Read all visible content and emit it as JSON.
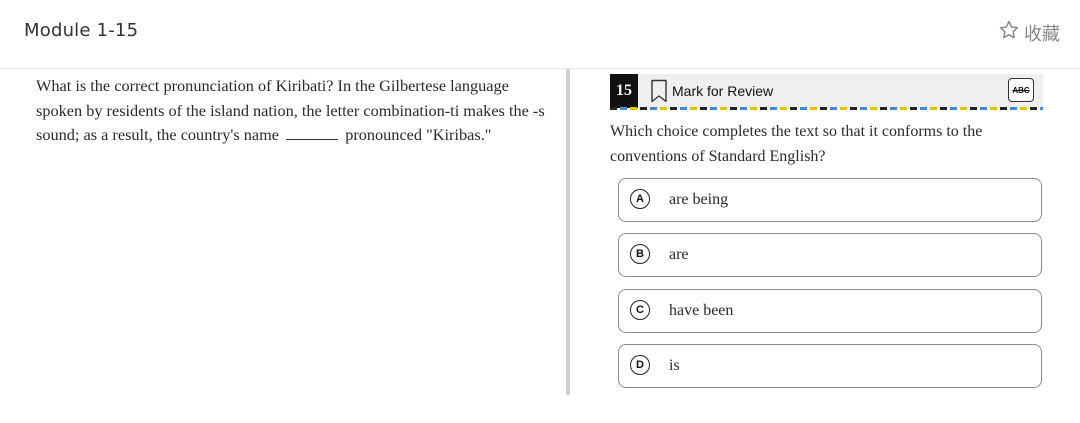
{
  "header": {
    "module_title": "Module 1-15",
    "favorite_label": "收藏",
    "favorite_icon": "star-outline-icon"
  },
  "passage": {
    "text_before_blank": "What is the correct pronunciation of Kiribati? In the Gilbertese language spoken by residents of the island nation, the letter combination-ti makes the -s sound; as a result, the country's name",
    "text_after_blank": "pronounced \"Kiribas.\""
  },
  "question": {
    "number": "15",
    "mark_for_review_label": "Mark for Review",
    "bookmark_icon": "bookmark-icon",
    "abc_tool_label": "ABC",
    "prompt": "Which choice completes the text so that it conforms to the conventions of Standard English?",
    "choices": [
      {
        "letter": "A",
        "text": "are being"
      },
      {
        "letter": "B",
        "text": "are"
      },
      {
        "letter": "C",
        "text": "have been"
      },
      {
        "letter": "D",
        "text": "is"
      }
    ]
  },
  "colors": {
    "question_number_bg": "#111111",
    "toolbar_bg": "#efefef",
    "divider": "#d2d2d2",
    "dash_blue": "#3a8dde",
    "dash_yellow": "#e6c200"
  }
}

--- --- ---

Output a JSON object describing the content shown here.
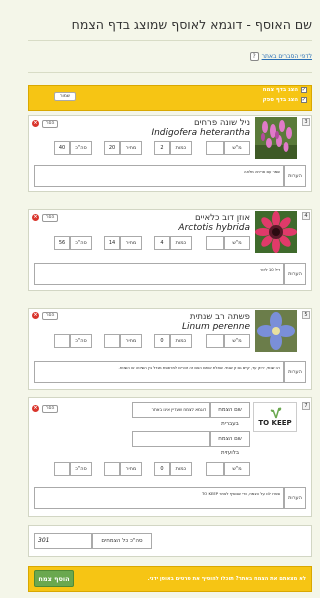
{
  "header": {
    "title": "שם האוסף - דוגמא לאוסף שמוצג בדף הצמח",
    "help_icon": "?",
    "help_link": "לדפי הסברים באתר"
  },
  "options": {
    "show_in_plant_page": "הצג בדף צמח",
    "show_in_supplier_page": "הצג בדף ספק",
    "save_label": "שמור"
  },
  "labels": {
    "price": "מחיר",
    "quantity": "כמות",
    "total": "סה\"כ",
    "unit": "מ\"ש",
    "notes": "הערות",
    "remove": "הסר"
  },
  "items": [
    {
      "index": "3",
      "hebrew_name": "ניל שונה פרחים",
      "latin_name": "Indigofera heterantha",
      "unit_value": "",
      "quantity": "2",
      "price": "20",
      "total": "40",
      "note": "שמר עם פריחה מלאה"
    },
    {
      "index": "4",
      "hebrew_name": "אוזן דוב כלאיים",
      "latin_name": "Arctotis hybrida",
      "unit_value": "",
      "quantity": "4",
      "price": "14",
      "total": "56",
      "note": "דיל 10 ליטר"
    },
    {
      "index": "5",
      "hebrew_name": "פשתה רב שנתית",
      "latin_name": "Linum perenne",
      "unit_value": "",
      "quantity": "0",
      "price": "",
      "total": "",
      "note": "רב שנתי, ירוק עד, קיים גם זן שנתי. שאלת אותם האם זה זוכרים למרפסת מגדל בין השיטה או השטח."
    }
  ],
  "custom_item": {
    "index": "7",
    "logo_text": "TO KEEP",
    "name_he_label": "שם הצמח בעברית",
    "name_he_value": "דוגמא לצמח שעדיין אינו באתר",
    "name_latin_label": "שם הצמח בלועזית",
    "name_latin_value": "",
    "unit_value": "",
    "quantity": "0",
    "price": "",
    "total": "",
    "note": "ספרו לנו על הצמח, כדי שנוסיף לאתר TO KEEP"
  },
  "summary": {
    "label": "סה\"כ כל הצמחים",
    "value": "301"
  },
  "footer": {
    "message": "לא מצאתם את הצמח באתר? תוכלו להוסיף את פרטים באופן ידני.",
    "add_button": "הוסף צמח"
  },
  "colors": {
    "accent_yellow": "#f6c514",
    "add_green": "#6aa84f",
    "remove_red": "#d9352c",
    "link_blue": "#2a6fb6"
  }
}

--- --- ---

WHAT TO PRODUCE:
Find the lines holding "דוגמא" and list every one.

WRITTEN ANSWER:
    "title": "שם האוסף - דוגמא לאוסף שמוצג בדף הצמח",
    "name_he_value": "דוגמא לצמח שעדיין אינו באתר",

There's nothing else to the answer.